* [DATA PROVIDED]
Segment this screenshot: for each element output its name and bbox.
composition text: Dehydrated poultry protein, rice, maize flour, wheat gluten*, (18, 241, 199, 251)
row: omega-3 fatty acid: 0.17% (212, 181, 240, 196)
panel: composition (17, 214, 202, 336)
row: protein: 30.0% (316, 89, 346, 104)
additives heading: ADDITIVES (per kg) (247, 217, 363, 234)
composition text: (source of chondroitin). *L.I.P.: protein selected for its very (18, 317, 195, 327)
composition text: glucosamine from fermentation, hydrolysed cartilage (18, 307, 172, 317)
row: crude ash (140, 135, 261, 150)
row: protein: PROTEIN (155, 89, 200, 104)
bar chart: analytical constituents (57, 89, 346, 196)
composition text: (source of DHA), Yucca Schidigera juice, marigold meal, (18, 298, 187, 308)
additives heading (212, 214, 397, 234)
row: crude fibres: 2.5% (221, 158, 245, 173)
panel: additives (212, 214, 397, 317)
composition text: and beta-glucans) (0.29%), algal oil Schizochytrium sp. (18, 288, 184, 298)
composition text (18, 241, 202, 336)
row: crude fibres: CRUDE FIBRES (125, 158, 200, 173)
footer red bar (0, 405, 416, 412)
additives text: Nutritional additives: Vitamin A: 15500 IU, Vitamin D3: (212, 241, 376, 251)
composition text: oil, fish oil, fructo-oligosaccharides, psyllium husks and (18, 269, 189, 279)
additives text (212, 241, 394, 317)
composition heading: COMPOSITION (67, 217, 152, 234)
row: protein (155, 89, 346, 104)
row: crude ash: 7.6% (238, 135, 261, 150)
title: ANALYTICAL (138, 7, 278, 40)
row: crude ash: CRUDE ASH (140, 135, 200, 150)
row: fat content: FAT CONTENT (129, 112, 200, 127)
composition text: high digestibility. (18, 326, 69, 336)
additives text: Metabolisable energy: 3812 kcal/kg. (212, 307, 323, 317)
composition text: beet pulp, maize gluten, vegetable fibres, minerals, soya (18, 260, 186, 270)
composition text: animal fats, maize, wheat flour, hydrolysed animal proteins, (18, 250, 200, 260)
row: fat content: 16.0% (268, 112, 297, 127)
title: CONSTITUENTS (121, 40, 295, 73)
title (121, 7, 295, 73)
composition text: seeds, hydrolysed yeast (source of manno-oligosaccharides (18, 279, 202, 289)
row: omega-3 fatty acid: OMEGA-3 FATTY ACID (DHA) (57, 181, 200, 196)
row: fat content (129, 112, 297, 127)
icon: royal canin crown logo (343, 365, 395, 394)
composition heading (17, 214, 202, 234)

* [EXERCISE AIM] Nothing may be dropped or altered. Copy every line above.

* [COMPLETED TASK]
Segment this screenshot: for each element output its name and bbox.
composition text: Dehydrated poultry protein, rice, maize flour, wheat gluten*, (18, 241, 199, 251)
row: omega-3 fatty acid: 0.17% (212, 181, 240, 196)
panel: composition (17, 214, 202, 336)
row: protein: 30.0% (316, 89, 346, 104)
additives heading: ADDITIVES (per kg) (247, 217, 363, 234)
composition text: (source of chondroitin). *L.I.P.: protein selected for its very (18, 317, 195, 327)
composition text: glucosamine from fermentation, hydrolysed cartilage (18, 307, 172, 317)
row: crude ash (140, 135, 261, 150)
row: protein: PROTEIN (155, 89, 200, 104)
bar chart: analytical constituents (57, 89, 346, 196)
composition text: (source of DHA), Yucca Schidigera juice, marigold meal, (18, 298, 187, 308)
additives heading (212, 214, 397, 234)
row: crude fibres: 2.5% (221, 158, 245, 173)
panel: additives (212, 214, 397, 317)
composition text: and beta-glucans) (0.29%), algal oil Schizochytrium sp. (18, 288, 184, 298)
composition text (18, 241, 202, 336)
row: crude fibres: CRUDE FIBRES (125, 158, 200, 173)
footer red bar (0, 405, 416, 412)
additives text: Nutritional additives: Vitamin A: 15500 IU, Vitamin D3: (212, 241, 376, 251)
composition text: oil, fish oil, fructo-oligosaccharides, psyllium husks and (18, 269, 189, 279)
additives text (212, 241, 394, 317)
composition heading: COMPOSITION (67, 217, 152, 234)
row: protein (155, 89, 346, 104)
row: crude ash: 7.6% (238, 135, 261, 150)
title: ANALYTICAL (138, 7, 278, 40)
row: crude ash: CRUDE ASH (140, 135, 200, 150)
row: fat content: FAT CONTENT (129, 112, 200, 127)
composition text: high digestibility. (18, 326, 69, 336)
additives text: Metabolisable energy: 3812 kcal/kg. (212, 307, 323, 317)
composition text: beet pulp, maize gluten, vegetable fibres, minerals, soya (18, 260, 186, 270)
composition text: animal fats, maize, wheat flour, hydrolysed animal proteins, (18, 250, 200, 260)
row: fat content: 16.0% (268, 112, 297, 127)
title: CONSTITUENTS (121, 40, 295, 73)
title (121, 7, 295, 73)
composition text: seeds, hydrolysed yeast (source of manno-oligosaccharides (18, 279, 202, 289)
row: omega-3 fatty acid: OMEGA-3 FATTY ACID (DHA) (57, 181, 200, 196)
row: fat content (129, 112, 297, 127)
icon: royal canin crown logo (343, 365, 395, 394)
composition heading (17, 214, 202, 234)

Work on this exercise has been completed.